■ THE REQUEST
Identify, in the records below, every line where the string "شهرداری" appears, and copy each such line.

■ Dataset records
::::::::::
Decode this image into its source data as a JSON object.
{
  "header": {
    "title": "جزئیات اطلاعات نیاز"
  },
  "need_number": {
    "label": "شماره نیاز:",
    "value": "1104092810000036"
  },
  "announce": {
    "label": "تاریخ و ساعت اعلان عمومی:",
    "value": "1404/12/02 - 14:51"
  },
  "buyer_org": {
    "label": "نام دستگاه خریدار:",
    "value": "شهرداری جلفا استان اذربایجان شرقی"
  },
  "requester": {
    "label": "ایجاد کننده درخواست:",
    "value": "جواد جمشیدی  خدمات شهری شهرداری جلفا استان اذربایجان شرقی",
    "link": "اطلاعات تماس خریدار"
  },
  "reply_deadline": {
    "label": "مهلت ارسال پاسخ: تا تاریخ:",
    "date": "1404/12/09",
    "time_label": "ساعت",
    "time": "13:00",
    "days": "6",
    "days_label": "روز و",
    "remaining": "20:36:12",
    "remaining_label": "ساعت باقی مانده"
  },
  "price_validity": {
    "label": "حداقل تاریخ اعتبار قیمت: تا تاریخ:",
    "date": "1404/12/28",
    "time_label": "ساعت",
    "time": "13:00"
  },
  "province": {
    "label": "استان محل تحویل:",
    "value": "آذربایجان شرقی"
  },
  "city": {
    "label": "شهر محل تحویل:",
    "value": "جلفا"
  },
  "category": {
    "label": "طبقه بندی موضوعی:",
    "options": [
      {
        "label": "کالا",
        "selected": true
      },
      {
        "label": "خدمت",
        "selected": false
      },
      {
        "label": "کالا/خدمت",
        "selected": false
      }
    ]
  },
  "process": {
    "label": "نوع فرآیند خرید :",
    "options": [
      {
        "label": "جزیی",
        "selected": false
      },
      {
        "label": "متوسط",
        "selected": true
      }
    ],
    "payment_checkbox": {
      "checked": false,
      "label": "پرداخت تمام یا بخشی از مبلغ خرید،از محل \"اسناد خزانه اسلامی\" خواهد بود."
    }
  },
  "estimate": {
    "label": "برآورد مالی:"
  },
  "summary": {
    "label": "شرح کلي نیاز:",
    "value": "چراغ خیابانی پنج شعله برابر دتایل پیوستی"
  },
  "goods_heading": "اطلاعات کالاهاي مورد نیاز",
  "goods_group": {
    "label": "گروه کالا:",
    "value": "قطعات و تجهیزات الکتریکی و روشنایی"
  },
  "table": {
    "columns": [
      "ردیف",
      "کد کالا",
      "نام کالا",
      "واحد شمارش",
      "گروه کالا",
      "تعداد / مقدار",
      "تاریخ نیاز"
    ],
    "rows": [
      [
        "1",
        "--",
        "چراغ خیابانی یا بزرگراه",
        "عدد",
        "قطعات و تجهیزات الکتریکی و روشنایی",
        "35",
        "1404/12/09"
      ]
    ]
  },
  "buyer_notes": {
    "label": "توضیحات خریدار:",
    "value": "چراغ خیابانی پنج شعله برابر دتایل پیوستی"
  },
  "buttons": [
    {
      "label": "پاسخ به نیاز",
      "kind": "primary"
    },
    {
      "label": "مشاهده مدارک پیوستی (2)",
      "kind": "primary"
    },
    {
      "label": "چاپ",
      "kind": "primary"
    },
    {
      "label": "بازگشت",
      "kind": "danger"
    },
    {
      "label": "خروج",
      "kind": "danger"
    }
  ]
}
::::::::::
■ COMPLETE RESPONSE
    "value": "شهرداری جلفا استان اذربایجان شرقی"
    "value": "جواد جمشیدی  خدمات شهری شهرداری جلفا استان اذربایجان شرقی",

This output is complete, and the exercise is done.